-- START OF MATERIAL FOR THE TASK --

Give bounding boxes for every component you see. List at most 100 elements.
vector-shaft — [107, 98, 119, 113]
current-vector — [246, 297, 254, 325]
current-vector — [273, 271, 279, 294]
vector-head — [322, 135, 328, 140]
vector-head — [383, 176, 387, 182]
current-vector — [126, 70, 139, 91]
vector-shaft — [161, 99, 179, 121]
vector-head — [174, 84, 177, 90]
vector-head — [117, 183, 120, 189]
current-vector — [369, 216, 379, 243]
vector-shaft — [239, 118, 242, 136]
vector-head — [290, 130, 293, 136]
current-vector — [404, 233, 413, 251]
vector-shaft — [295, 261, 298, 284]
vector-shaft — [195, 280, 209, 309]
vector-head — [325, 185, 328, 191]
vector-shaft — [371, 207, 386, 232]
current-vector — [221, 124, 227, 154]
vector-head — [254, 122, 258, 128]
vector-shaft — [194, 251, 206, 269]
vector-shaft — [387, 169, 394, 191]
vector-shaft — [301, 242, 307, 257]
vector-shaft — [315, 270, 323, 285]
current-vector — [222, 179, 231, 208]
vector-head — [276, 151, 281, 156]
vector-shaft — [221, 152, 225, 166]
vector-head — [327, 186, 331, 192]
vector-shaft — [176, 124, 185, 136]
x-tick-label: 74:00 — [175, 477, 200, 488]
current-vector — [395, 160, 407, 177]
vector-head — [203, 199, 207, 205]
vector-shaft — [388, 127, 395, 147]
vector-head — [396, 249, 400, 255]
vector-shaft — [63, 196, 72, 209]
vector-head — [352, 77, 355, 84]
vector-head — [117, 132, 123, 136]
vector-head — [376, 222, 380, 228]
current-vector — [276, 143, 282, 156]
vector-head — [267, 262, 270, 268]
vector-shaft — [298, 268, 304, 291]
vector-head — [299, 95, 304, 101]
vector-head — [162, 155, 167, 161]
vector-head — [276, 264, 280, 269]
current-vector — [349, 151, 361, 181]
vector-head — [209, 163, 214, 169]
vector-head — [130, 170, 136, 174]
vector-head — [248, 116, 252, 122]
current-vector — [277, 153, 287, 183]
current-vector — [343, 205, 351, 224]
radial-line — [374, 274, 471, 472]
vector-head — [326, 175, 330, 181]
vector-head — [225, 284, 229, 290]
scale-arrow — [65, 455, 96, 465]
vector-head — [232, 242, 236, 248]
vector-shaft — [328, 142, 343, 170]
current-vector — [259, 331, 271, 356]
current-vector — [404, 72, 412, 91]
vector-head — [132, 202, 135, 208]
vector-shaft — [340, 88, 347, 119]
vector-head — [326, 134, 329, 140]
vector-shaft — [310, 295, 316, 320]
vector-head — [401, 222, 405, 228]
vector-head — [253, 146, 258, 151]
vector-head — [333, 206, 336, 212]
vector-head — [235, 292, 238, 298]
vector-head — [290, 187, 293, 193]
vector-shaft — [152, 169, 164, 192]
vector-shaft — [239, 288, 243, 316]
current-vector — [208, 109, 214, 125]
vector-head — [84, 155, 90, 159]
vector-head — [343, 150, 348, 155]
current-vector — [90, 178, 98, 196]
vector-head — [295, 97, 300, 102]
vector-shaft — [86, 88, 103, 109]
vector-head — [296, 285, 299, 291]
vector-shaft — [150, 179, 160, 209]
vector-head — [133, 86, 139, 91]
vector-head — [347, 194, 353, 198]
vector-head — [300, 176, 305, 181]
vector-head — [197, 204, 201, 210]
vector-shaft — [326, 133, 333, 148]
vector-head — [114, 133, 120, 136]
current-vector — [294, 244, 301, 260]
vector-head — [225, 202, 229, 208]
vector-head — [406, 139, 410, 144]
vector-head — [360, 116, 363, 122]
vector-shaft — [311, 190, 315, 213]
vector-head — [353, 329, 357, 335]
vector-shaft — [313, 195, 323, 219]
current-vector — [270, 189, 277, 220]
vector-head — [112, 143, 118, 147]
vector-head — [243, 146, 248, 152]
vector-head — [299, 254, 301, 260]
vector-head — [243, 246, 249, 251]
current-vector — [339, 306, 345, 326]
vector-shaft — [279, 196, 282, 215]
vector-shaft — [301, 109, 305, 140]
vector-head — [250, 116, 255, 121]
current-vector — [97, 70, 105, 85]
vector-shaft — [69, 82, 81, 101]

-- END OF MATERIAL FOR THE TASK --

Could you reproduce every line of the records above, character for character?

→ **OUTPUT FOR THIS EXERCISE**
Give bounding boxes for every component you see. List at most 100 elements.
vector-shaft — [107, 98, 119, 113]
current-vector — [246, 297, 254, 325]
current-vector — [273, 271, 279, 294]
vector-head — [322, 135, 328, 140]
vector-head — [383, 176, 387, 182]
current-vector — [126, 70, 139, 91]
vector-shaft — [161, 99, 179, 121]
vector-head — [174, 84, 177, 90]
vector-head — [117, 183, 120, 189]
current-vector — [369, 216, 379, 243]
vector-shaft — [239, 118, 242, 136]
vector-head — [290, 130, 293, 136]
current-vector — [404, 233, 413, 251]
vector-shaft — [295, 261, 298, 284]
vector-shaft — [195, 280, 209, 309]
vector-head — [325, 185, 328, 191]
vector-shaft — [371, 207, 386, 232]
current-vector — [221, 124, 227, 154]
vector-head — [254, 122, 258, 128]
vector-shaft — [194, 251, 206, 269]
vector-shaft — [387, 169, 394, 191]
vector-shaft — [301, 242, 307, 257]
vector-shaft — [315, 270, 323, 285]
current-vector — [222, 179, 231, 208]
vector-head — [276, 151, 281, 156]
vector-shaft — [221, 152, 225, 166]
vector-head — [327, 186, 331, 192]
vector-shaft — [176, 124, 185, 136]
x-tick-label: 74:00 — [175, 477, 200, 488]
current-vector — [395, 160, 407, 177]
vector-head — [203, 199, 207, 205]
vector-shaft — [388, 127, 395, 147]
vector-head — [396, 249, 400, 255]
vector-shaft — [63, 196, 72, 209]
vector-head — [352, 77, 355, 84]
vector-head — [117, 132, 123, 136]
vector-head — [376, 222, 380, 228]
current-vector — [276, 143, 282, 156]
vector-head — [267, 262, 270, 268]
vector-shaft — [298, 268, 304, 291]
vector-head — [299, 95, 304, 101]
vector-head — [162, 155, 167, 161]
vector-head — [276, 264, 280, 269]
current-vector — [349, 151, 361, 181]
vector-head — [209, 163, 214, 169]
vector-head — [130, 170, 136, 174]
vector-head — [248, 116, 252, 122]
current-vector — [277, 153, 287, 183]
current-vector — [343, 205, 351, 224]
radial-line — [374, 274, 471, 472]
vector-head — [326, 175, 330, 181]
vector-head — [225, 284, 229, 290]
scale-arrow — [65, 455, 96, 465]
vector-head — [232, 242, 236, 248]
vector-shaft — [328, 142, 343, 170]
current-vector — [259, 331, 271, 356]
current-vector — [404, 72, 412, 91]
vector-head — [132, 202, 135, 208]
vector-shaft — [340, 88, 347, 119]
vector-head — [326, 134, 329, 140]
vector-shaft — [310, 295, 316, 320]
vector-head — [401, 222, 405, 228]
vector-head — [253, 146, 258, 151]
vector-head — [333, 206, 336, 212]
vector-head — [235, 292, 238, 298]
vector-head — [290, 187, 293, 193]
vector-shaft — [152, 169, 164, 192]
vector-shaft — [239, 288, 243, 316]
current-vector — [208, 109, 214, 125]
vector-head — [84, 155, 90, 159]
vector-head — [343, 150, 348, 155]
current-vector — [90, 178, 98, 196]
vector-head — [295, 97, 300, 102]
vector-shaft — [86, 88, 103, 109]
vector-head — [296, 285, 299, 291]
vector-shaft — [150, 179, 160, 209]
vector-head — [133, 86, 139, 91]
vector-head — [347, 194, 353, 198]
vector-head — [300, 176, 305, 181]
vector-head — [197, 204, 201, 210]
vector-shaft — [326, 133, 333, 148]
vector-head — [114, 133, 120, 136]
current-vector — [294, 244, 301, 260]
vector-head — [225, 202, 229, 208]
vector-head — [406, 139, 410, 144]
vector-head — [360, 116, 363, 122]
vector-shaft — [311, 190, 315, 213]
vector-head — [353, 329, 357, 335]
vector-shaft — [313, 195, 323, 219]
current-vector — [270, 189, 277, 220]
vector-head — [112, 143, 118, 147]
vector-head — [243, 146, 248, 152]
vector-head — [299, 254, 301, 260]
vector-head — [243, 246, 249, 251]
current-vector — [339, 306, 345, 326]
vector-shaft — [279, 196, 282, 215]
vector-shaft — [301, 109, 305, 140]
vector-head — [250, 116, 255, 121]
current-vector — [97, 70, 105, 85]
vector-shaft — [69, 82, 81, 101]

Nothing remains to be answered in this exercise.